Data provided:

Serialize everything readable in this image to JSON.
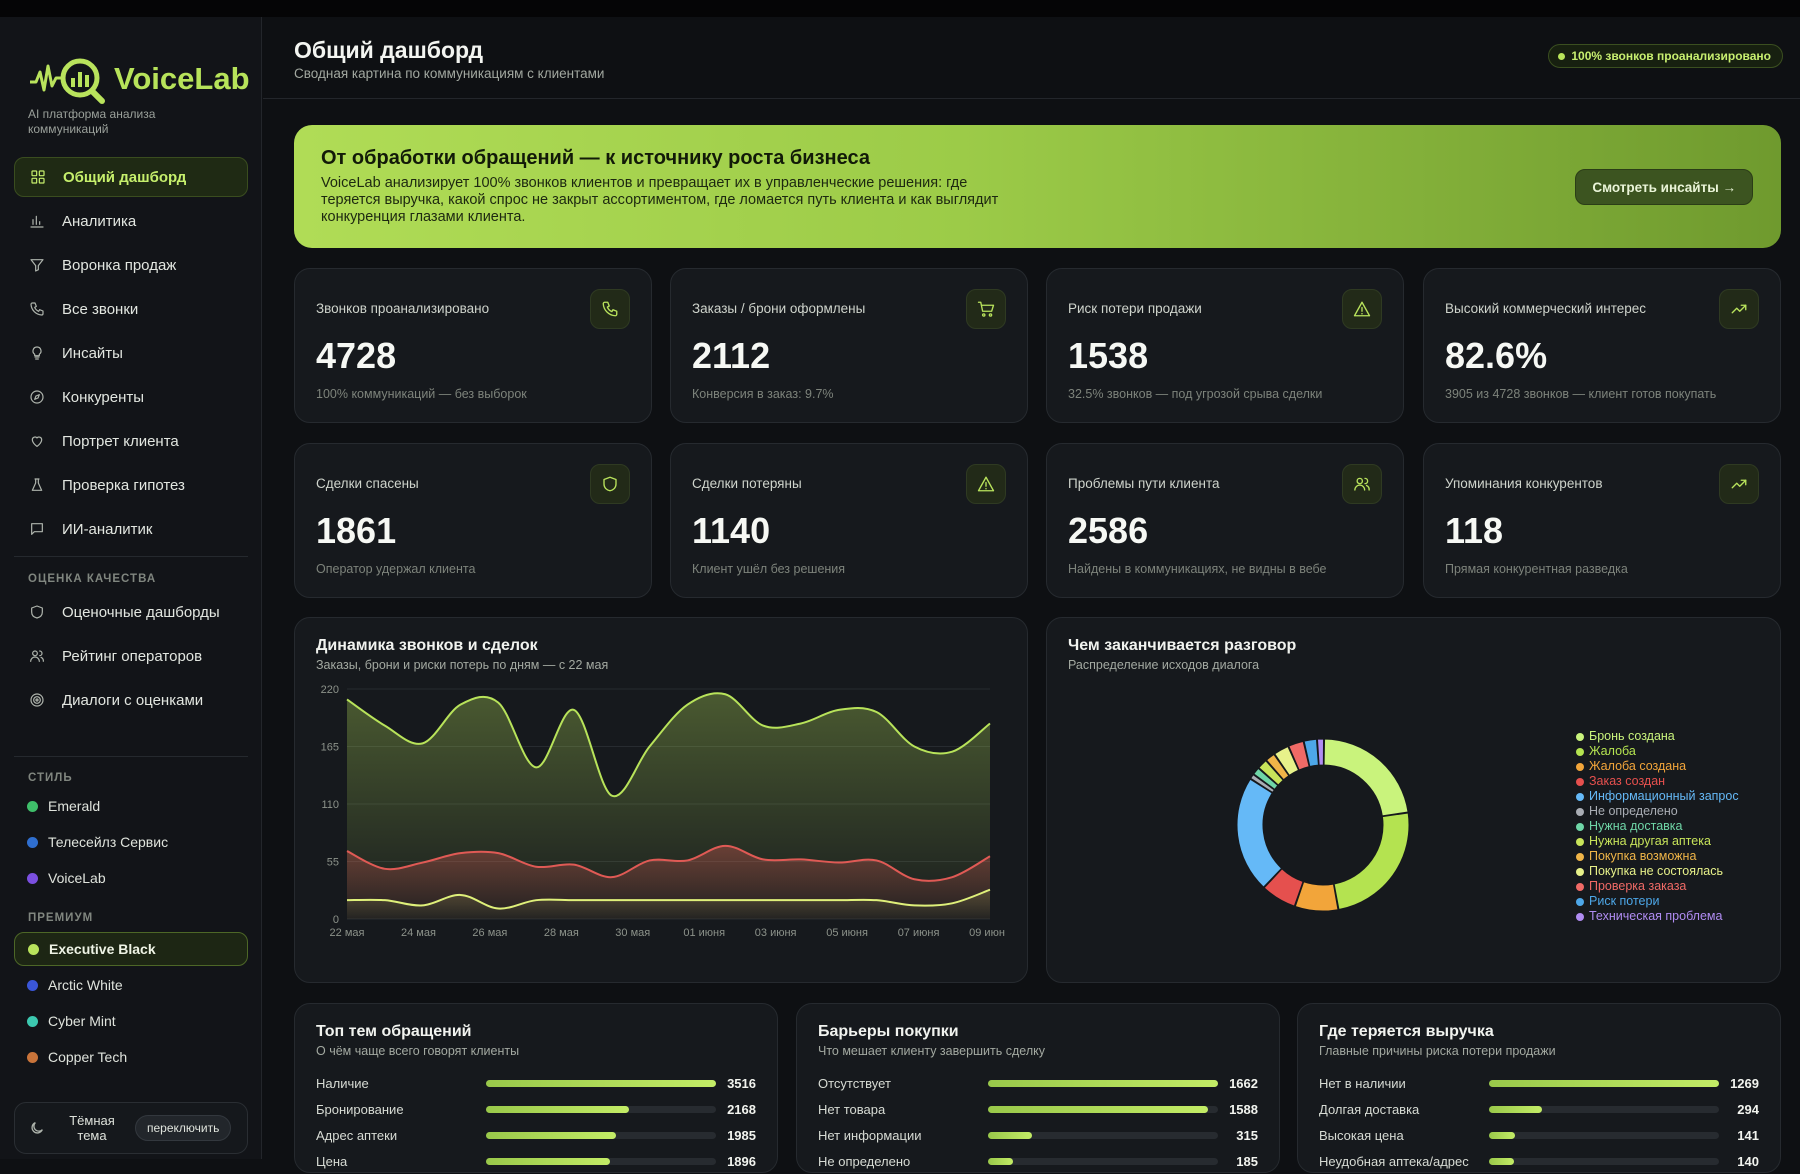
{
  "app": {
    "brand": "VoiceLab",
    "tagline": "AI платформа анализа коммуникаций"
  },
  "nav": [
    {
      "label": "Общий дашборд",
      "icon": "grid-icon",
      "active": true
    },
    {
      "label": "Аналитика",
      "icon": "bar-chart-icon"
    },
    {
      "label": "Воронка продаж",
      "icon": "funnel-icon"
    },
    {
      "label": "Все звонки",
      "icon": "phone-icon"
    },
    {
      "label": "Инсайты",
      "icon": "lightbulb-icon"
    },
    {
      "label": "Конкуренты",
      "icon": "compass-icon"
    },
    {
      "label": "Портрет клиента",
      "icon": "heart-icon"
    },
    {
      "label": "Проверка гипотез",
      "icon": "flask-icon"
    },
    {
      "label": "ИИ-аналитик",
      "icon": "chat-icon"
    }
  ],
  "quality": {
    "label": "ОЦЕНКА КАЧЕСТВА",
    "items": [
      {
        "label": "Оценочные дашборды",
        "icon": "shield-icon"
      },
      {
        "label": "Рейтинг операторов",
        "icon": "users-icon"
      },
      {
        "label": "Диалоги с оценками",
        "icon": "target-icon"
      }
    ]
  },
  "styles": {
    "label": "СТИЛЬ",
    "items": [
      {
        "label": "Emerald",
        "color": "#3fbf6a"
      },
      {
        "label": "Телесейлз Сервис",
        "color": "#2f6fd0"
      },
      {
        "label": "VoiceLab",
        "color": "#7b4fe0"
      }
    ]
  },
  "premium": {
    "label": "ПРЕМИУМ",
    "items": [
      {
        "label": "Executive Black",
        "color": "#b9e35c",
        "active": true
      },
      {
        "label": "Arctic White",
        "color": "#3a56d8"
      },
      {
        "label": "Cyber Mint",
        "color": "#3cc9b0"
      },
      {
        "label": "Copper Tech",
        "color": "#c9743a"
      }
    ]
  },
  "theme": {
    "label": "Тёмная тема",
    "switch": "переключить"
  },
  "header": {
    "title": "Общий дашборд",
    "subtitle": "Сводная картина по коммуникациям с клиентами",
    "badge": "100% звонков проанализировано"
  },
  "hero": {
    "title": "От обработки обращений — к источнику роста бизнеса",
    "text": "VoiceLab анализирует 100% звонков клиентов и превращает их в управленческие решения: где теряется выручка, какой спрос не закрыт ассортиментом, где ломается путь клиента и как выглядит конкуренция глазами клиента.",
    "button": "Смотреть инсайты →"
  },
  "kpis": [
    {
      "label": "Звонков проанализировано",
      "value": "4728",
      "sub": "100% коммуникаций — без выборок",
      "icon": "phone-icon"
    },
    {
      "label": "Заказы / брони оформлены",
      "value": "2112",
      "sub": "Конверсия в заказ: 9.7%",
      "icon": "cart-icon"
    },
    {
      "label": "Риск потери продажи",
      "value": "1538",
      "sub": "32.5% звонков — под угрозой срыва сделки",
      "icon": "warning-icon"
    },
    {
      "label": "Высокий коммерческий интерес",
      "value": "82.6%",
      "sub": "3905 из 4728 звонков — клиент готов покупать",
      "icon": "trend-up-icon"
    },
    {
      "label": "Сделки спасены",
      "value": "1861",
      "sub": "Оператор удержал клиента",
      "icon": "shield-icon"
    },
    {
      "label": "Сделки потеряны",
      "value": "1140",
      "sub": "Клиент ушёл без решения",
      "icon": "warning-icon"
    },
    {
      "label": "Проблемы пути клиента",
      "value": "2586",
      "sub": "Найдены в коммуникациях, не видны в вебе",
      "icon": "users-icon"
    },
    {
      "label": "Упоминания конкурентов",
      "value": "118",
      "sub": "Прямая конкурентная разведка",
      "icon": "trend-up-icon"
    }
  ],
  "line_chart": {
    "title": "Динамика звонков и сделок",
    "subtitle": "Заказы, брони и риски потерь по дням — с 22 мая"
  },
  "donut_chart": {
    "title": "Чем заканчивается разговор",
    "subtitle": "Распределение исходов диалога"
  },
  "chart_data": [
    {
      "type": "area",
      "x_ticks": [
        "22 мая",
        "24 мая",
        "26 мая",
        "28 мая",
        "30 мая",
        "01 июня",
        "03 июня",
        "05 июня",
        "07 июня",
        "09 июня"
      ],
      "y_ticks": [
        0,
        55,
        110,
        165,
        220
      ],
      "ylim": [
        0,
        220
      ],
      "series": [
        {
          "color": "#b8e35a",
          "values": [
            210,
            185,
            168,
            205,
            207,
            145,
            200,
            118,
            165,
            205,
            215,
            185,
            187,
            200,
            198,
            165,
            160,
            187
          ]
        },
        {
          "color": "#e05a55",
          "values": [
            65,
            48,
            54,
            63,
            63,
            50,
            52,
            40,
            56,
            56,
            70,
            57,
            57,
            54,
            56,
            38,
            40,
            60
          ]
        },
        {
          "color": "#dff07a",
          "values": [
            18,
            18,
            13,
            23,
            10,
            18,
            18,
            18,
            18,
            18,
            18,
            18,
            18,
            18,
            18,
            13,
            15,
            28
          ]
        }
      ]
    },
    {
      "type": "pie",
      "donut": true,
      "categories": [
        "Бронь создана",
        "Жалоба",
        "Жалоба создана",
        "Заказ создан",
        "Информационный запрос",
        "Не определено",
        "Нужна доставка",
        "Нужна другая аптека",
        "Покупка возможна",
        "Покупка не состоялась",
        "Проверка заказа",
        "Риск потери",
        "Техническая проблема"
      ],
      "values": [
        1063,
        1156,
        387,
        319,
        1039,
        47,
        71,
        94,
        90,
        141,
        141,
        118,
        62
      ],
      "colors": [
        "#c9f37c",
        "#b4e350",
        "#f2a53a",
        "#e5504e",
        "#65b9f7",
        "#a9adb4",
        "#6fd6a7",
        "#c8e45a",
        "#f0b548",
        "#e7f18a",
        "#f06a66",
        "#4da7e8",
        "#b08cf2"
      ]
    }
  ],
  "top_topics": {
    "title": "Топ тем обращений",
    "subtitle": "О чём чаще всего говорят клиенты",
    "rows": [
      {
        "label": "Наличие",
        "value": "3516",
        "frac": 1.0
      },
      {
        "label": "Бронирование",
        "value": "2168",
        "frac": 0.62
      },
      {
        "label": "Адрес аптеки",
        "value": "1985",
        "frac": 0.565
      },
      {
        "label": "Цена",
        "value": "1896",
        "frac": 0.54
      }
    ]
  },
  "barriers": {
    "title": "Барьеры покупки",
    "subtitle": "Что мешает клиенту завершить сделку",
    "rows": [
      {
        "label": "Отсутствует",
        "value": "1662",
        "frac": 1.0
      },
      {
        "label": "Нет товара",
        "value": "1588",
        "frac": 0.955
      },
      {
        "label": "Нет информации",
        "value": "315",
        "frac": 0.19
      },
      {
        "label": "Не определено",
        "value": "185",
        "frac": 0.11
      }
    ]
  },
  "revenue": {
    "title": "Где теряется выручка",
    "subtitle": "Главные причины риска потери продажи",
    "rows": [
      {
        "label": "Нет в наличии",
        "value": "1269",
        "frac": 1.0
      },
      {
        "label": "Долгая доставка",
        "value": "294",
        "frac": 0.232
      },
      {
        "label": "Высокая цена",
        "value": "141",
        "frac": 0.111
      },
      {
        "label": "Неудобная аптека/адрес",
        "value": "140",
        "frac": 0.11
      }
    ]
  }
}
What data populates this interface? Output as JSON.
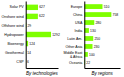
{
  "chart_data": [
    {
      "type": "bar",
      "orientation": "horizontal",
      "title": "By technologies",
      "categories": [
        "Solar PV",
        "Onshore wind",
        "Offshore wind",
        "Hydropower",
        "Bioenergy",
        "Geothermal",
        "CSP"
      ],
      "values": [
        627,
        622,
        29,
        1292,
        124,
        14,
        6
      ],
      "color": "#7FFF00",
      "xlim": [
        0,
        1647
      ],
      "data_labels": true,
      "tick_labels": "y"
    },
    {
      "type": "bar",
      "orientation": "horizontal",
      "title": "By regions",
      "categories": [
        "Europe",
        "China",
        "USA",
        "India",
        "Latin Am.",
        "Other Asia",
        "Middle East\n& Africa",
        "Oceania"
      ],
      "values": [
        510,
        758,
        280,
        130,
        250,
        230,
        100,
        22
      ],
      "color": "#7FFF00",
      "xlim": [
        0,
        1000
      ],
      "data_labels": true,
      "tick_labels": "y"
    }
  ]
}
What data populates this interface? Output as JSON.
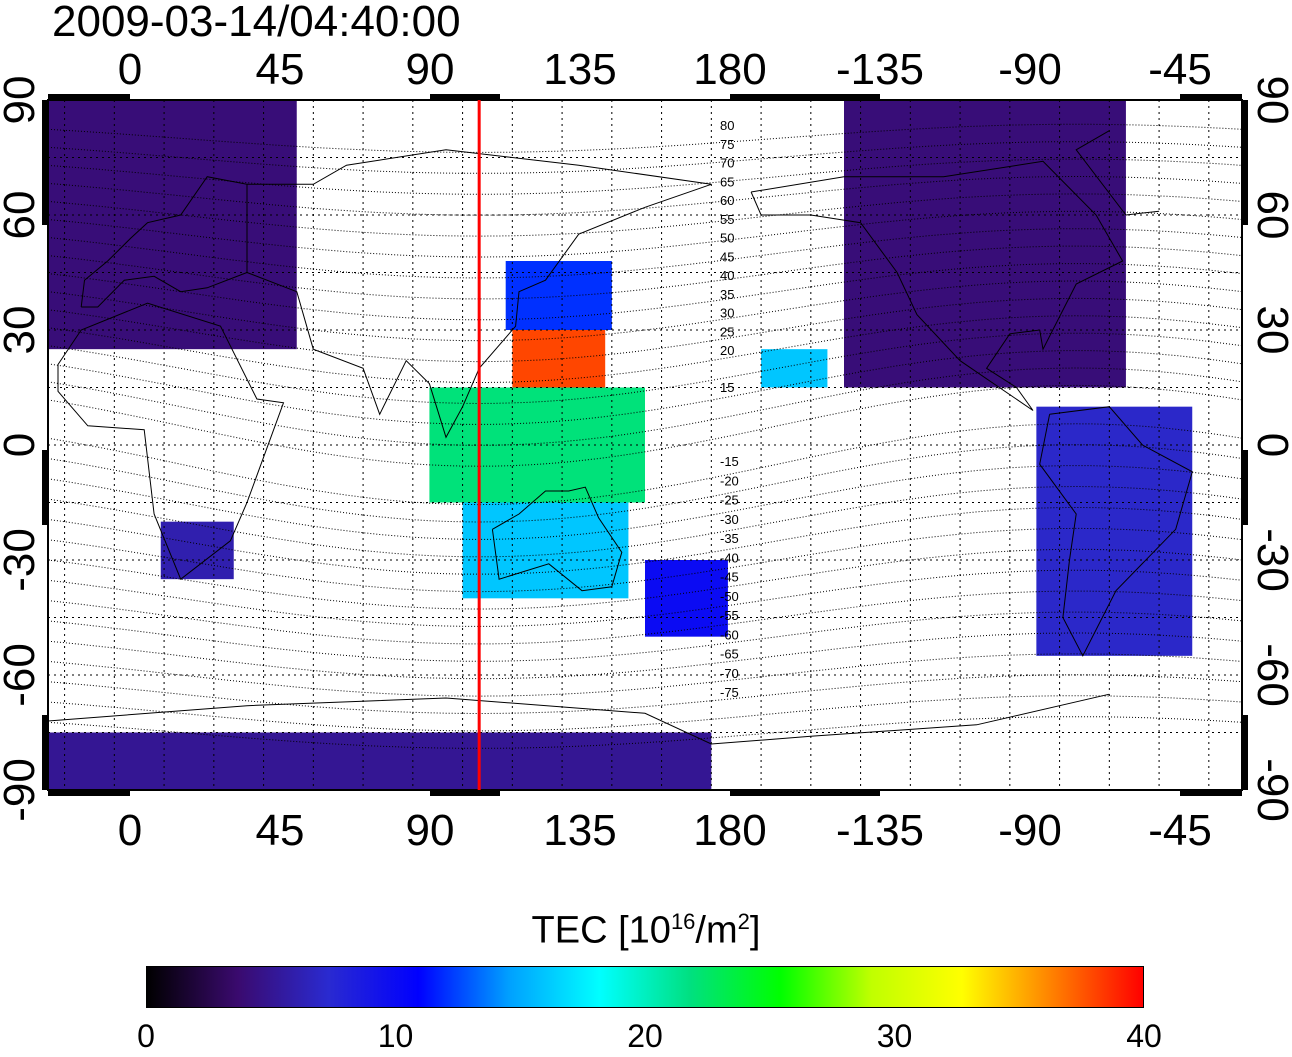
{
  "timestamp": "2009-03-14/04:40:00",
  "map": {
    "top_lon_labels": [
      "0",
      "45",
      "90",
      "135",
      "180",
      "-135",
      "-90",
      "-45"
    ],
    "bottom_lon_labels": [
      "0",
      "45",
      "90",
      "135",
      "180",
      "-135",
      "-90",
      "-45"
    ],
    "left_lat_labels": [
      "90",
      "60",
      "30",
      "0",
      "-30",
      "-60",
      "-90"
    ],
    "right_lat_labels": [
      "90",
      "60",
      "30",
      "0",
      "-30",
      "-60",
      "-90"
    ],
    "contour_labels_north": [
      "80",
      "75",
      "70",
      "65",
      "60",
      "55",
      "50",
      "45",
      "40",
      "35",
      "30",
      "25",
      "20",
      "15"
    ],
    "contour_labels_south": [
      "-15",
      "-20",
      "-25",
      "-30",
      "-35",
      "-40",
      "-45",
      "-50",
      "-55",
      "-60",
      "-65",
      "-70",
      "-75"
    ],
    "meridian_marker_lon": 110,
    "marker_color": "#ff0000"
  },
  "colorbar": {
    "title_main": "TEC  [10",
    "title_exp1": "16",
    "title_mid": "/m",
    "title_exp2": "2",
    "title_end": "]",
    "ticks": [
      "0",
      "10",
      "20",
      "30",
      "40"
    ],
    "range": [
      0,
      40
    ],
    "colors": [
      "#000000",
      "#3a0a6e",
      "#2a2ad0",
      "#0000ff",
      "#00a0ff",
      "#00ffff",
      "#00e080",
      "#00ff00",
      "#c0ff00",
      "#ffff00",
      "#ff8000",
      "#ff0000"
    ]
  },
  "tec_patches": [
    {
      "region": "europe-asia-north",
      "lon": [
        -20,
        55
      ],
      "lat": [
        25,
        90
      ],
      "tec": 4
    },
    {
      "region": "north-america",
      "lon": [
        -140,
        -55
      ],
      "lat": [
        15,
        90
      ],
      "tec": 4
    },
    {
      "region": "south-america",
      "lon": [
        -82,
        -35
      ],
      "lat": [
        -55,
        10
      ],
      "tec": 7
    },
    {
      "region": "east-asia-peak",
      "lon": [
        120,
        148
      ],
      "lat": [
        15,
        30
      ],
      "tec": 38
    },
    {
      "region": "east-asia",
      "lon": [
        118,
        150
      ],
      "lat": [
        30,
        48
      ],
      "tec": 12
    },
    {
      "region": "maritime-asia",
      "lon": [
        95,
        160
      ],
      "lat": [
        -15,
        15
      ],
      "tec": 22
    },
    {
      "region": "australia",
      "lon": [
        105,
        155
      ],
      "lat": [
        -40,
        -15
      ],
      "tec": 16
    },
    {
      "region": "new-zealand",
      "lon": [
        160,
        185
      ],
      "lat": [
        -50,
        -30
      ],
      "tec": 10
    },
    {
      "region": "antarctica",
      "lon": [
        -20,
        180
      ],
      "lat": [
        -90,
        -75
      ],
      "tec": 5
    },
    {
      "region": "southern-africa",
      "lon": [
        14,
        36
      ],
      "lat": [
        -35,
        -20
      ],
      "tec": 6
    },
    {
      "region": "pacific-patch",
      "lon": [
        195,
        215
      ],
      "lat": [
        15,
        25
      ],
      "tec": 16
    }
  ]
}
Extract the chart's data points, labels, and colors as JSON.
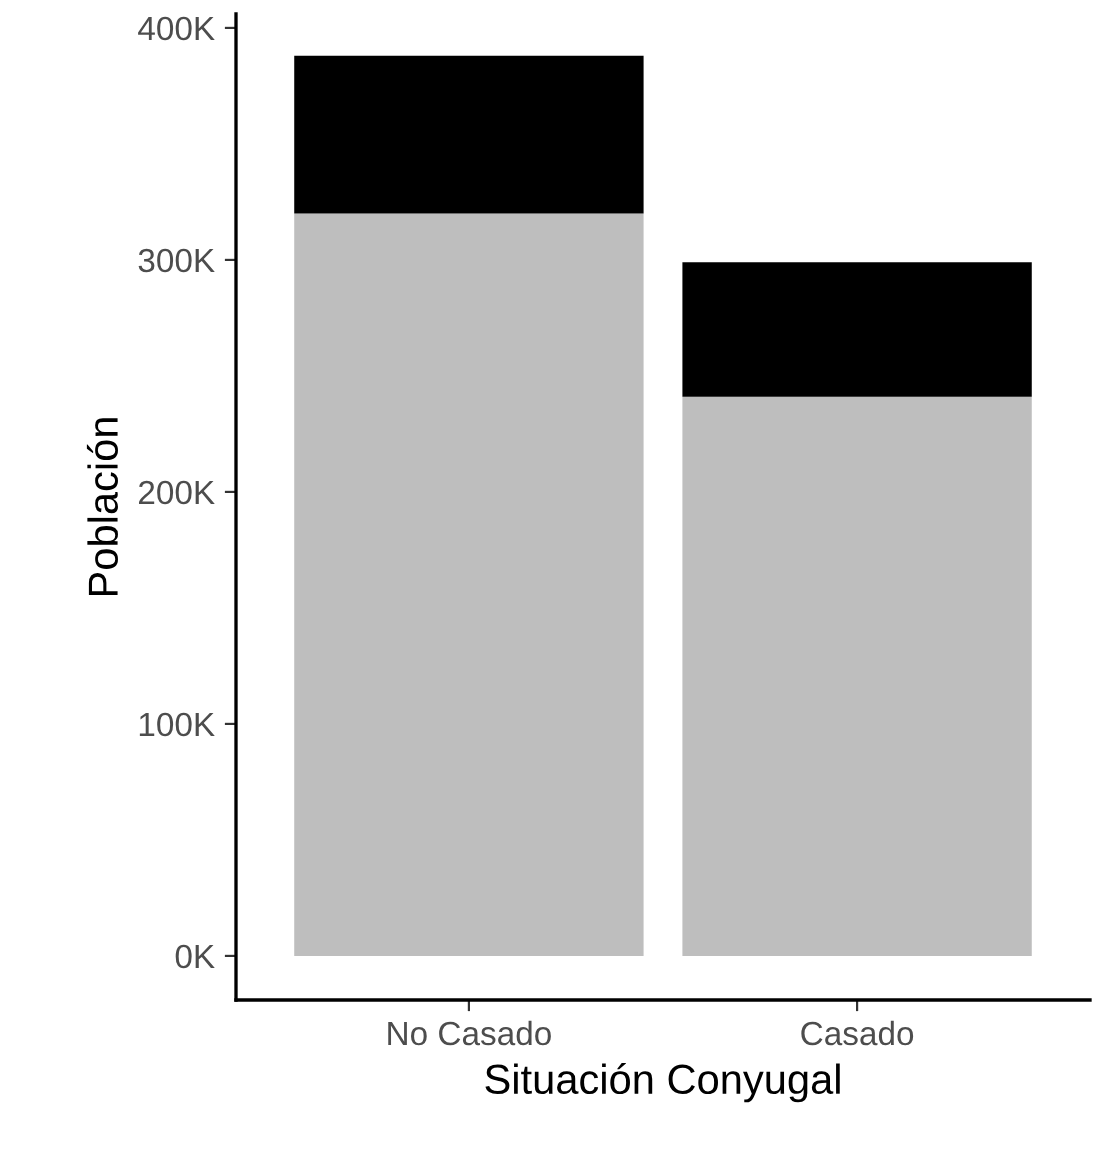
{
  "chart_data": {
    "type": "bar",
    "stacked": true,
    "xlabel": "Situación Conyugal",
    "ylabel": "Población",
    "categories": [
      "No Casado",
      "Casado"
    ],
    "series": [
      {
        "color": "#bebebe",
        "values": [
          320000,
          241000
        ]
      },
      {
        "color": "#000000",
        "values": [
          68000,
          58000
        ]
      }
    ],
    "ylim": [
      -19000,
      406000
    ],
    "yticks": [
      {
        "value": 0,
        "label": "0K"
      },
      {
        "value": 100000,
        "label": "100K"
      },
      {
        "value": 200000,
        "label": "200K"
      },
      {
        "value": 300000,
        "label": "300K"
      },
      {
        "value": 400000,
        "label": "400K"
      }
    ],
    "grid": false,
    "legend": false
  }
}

What needs to be done:
Select the lines from the entries that include the word "Проверка".

Result for this task:
      "label": "Проверка гипотез",
        "Проверка заказа",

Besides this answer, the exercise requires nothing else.